Work to complete:
Go through the entries below and collect each line with the string "crafty" in it.

Material for the task:
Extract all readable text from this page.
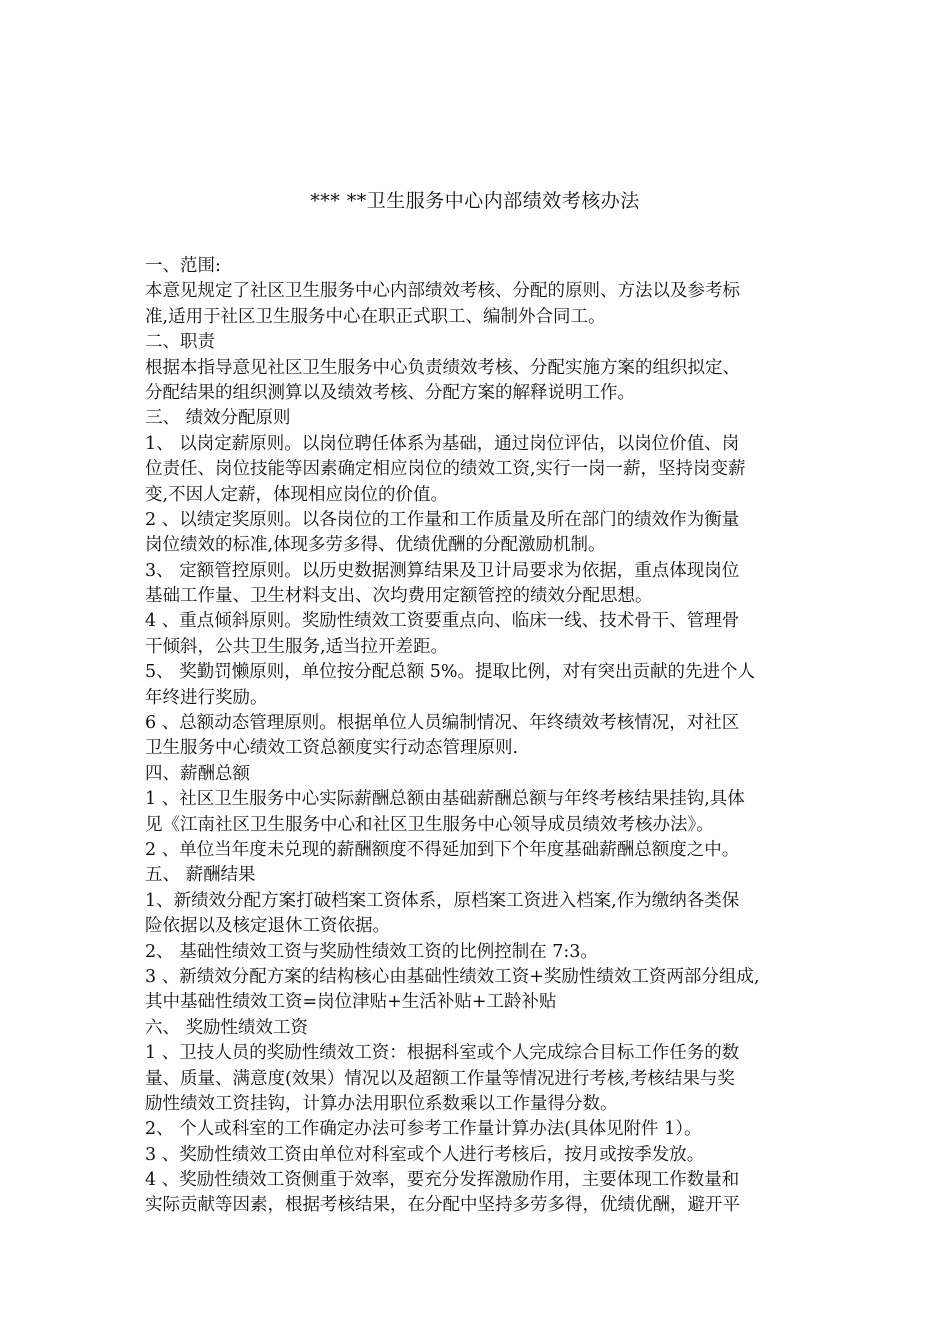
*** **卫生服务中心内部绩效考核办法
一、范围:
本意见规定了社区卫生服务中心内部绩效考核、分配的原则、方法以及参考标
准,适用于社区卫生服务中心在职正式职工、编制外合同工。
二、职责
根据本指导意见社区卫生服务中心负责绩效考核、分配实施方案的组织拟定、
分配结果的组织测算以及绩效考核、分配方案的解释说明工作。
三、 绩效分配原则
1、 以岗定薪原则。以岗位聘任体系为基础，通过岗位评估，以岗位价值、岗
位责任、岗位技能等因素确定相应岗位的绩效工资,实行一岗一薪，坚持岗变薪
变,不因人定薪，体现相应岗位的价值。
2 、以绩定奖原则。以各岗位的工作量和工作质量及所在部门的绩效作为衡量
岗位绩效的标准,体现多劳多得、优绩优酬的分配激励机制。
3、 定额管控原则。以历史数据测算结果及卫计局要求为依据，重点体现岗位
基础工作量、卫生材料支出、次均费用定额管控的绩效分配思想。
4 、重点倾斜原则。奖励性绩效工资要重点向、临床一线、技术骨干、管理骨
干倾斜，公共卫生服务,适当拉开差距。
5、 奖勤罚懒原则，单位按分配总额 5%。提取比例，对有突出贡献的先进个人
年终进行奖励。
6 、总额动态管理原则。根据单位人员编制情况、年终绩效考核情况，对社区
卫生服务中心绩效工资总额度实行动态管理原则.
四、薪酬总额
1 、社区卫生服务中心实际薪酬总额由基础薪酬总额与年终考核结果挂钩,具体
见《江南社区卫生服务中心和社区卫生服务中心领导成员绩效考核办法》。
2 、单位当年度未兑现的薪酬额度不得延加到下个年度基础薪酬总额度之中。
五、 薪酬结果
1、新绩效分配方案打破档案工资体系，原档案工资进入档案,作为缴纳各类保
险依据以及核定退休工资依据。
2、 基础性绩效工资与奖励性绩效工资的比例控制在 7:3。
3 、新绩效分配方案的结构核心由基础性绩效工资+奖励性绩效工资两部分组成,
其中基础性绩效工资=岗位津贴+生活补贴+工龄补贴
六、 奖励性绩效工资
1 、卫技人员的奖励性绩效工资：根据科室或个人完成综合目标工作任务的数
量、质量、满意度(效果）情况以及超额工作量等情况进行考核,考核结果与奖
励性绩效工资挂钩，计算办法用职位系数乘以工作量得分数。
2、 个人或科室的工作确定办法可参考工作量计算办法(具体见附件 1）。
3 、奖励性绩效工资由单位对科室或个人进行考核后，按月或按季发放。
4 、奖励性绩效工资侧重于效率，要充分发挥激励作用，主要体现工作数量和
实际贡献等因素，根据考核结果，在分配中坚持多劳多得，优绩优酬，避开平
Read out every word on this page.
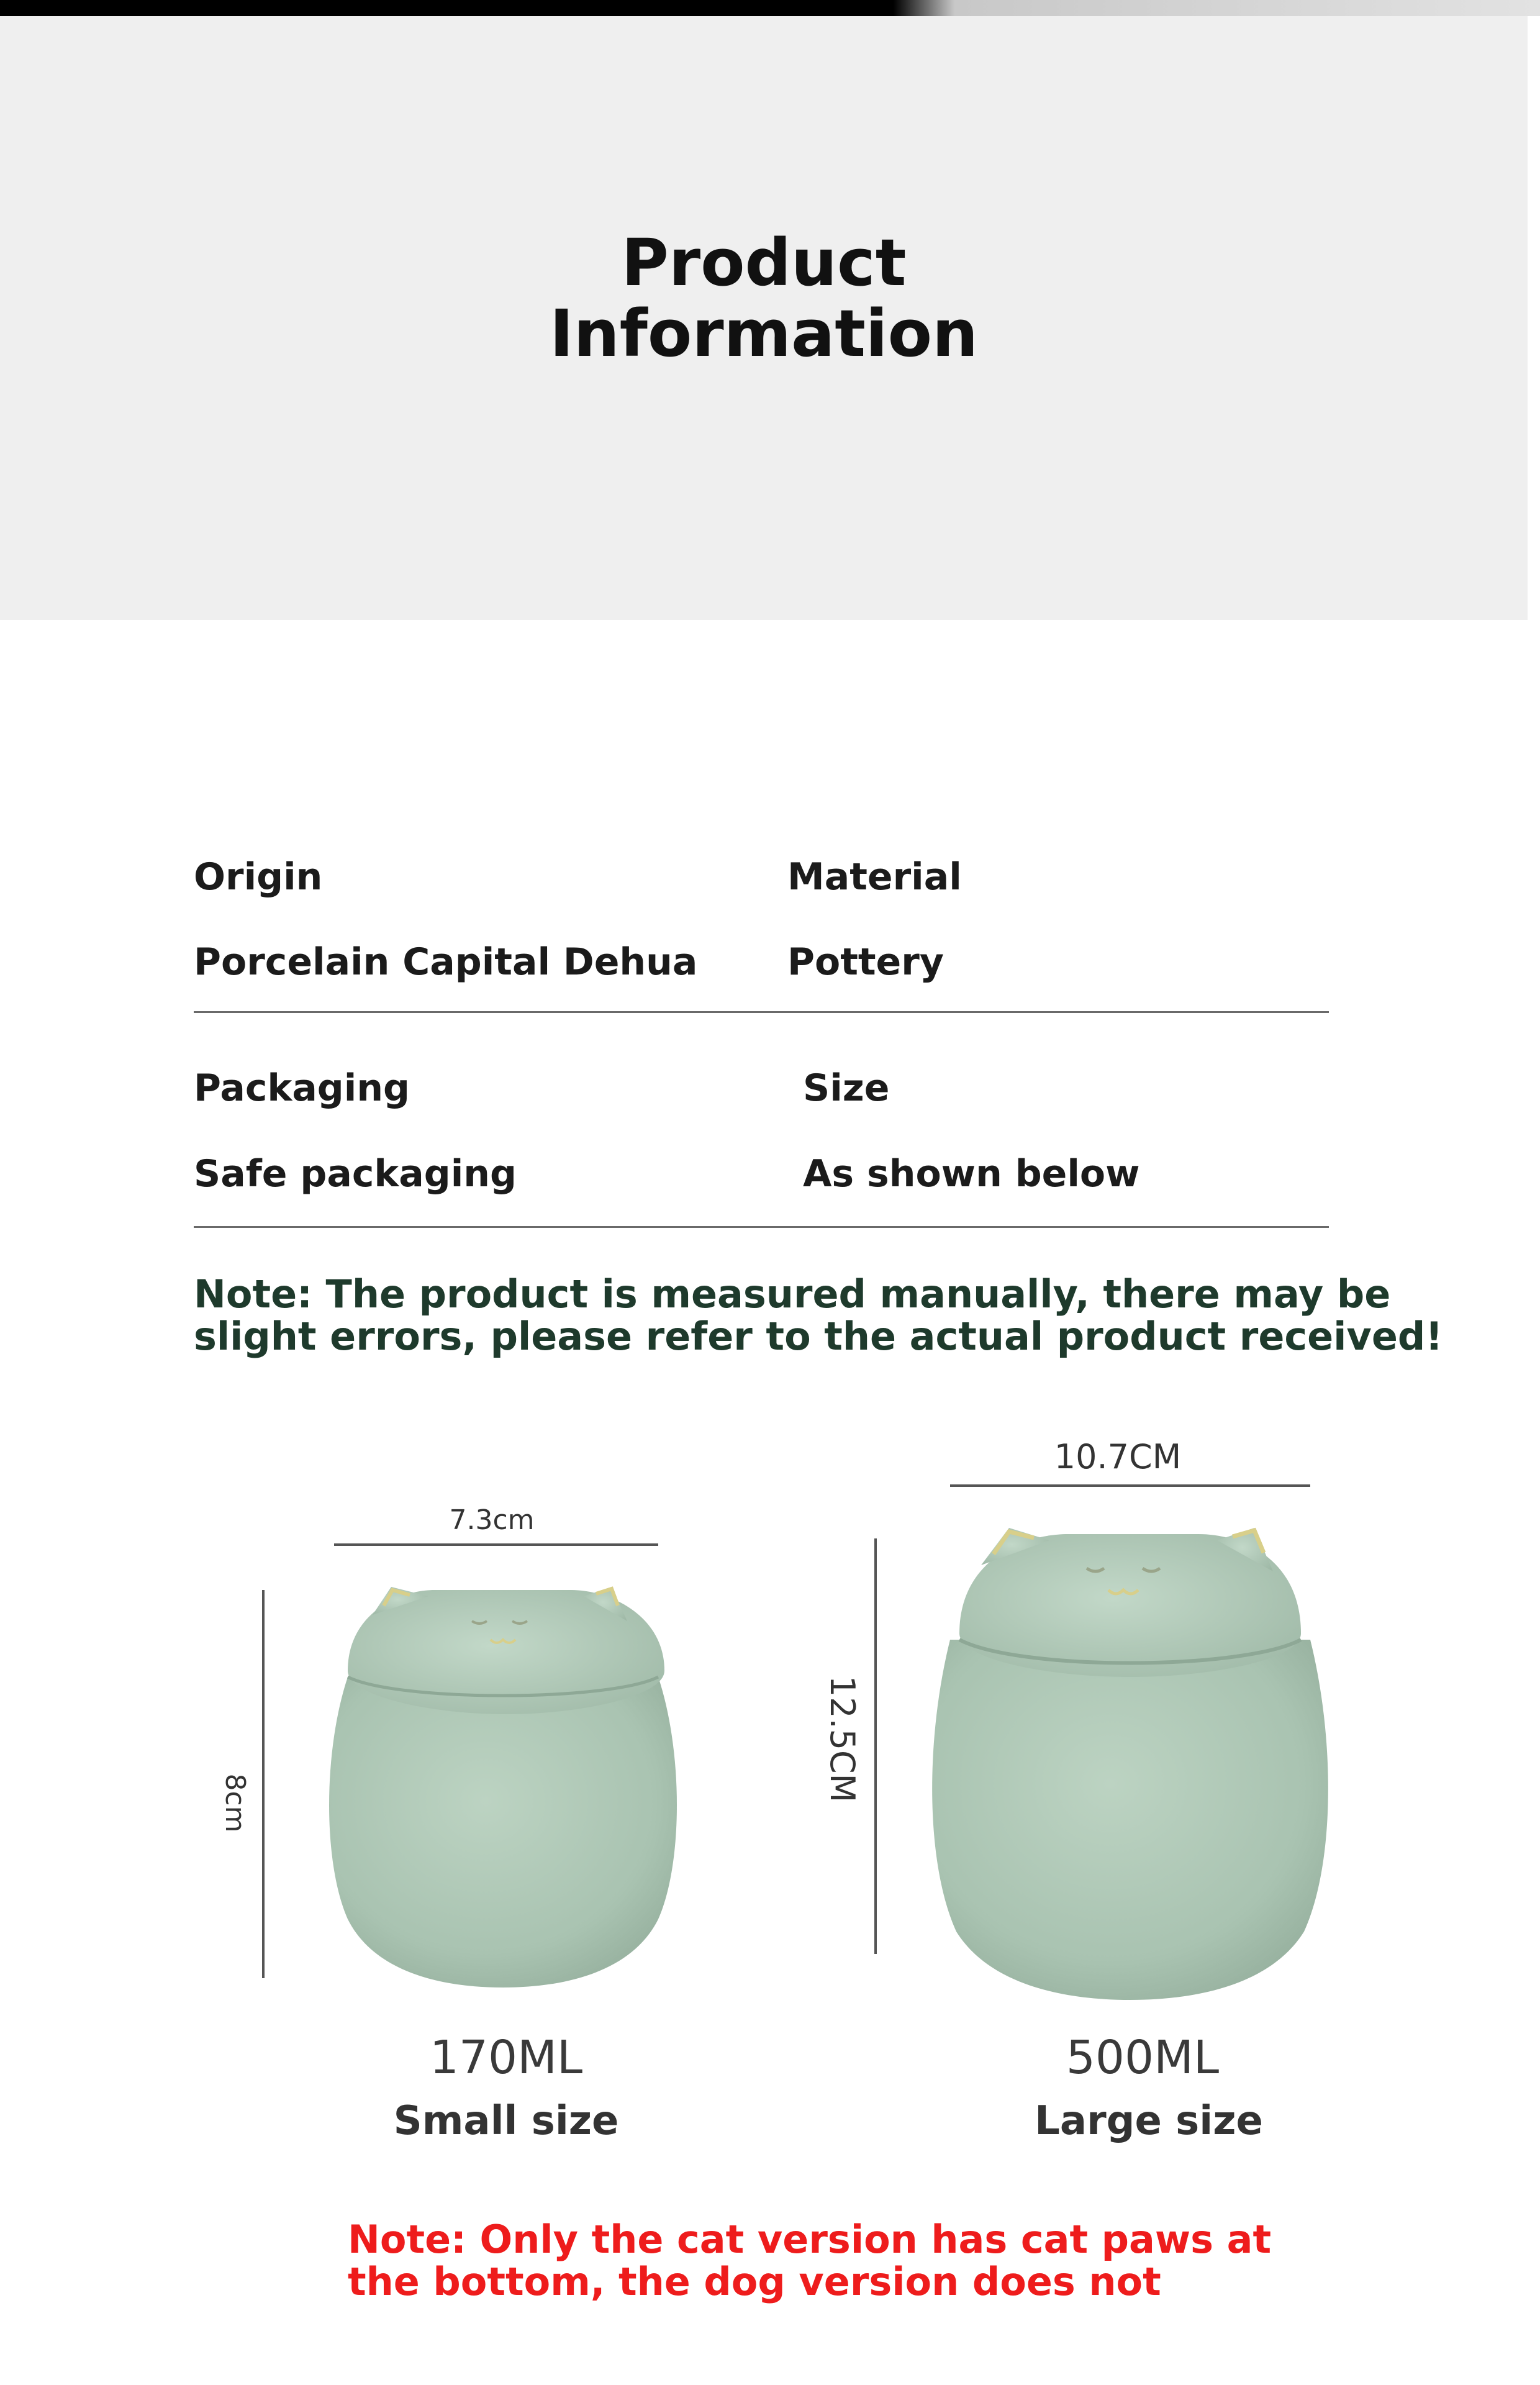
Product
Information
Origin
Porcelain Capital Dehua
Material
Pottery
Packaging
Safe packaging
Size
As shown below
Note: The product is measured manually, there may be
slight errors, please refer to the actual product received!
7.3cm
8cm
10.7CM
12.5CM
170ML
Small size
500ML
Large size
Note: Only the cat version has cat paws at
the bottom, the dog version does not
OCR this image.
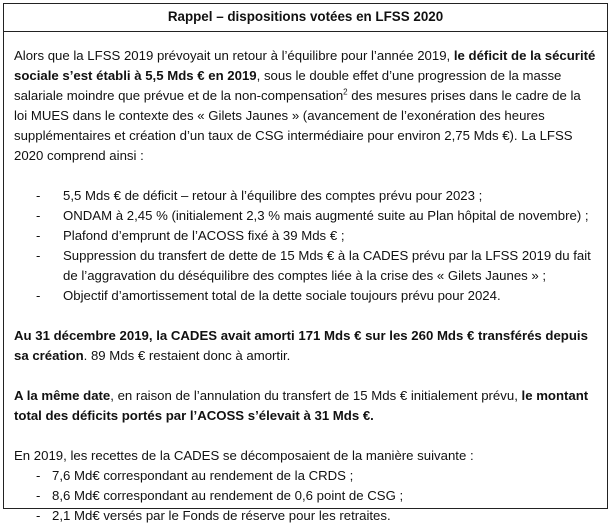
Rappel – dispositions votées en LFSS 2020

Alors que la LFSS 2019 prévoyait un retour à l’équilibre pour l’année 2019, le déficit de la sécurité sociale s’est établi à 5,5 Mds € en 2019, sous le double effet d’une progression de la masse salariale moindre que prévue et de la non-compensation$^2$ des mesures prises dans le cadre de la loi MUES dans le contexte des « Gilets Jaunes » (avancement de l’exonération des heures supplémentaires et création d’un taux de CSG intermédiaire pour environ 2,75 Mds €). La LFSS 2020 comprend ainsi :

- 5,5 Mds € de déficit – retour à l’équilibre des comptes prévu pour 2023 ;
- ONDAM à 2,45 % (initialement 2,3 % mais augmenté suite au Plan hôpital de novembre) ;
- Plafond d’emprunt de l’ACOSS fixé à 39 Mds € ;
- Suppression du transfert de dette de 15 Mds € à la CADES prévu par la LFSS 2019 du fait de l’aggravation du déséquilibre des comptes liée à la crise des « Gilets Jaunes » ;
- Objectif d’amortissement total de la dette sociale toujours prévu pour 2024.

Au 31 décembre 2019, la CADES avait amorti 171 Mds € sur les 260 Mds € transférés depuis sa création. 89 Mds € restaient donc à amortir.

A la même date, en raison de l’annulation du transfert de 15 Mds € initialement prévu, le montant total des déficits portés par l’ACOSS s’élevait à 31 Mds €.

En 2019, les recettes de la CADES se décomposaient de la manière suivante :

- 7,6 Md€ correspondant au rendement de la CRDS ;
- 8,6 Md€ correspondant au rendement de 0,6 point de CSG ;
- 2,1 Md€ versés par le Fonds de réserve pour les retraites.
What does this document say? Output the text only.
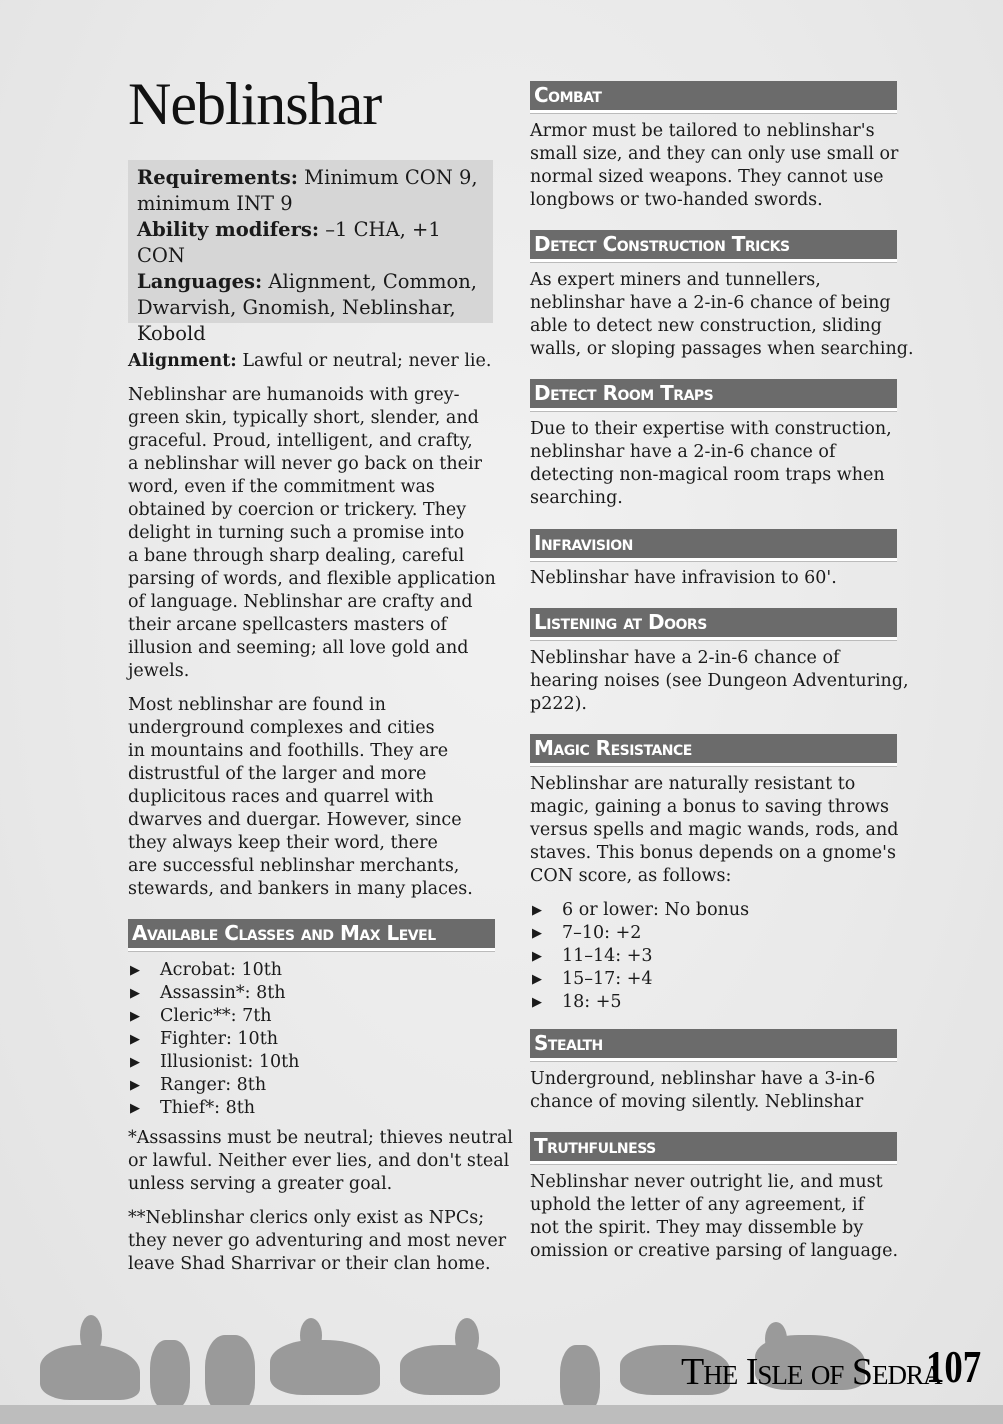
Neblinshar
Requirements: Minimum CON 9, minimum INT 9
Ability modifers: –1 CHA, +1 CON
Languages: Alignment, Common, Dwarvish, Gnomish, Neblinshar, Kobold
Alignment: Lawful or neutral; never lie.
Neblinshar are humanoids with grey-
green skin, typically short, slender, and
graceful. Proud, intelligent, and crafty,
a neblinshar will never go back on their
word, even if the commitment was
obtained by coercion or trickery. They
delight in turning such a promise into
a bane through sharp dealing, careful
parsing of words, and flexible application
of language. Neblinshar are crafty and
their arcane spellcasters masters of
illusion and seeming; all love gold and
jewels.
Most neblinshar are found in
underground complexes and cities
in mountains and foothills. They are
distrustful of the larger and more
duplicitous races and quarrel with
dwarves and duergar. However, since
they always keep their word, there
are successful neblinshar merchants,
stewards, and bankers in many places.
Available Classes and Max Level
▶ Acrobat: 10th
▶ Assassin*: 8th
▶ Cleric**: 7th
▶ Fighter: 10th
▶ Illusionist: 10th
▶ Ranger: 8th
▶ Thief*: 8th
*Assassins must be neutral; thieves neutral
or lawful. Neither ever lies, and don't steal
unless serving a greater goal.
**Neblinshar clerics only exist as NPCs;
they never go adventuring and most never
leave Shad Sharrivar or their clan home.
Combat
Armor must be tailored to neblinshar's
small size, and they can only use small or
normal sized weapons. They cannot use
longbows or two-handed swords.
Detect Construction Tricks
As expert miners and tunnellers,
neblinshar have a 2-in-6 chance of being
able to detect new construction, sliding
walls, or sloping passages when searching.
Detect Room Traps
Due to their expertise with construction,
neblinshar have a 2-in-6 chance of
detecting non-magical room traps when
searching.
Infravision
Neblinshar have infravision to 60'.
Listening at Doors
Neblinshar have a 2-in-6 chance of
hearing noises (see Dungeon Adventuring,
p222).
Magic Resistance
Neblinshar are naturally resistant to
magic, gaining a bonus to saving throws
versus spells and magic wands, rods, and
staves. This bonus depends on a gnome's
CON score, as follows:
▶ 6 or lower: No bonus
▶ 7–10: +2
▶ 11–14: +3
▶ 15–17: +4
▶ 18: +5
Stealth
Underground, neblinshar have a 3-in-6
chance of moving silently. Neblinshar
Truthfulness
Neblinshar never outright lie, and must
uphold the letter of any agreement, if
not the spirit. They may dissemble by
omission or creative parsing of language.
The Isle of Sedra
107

Task response:
graceful. Proud, intelligent, and crafty,
of language. Neblinshar are crafty and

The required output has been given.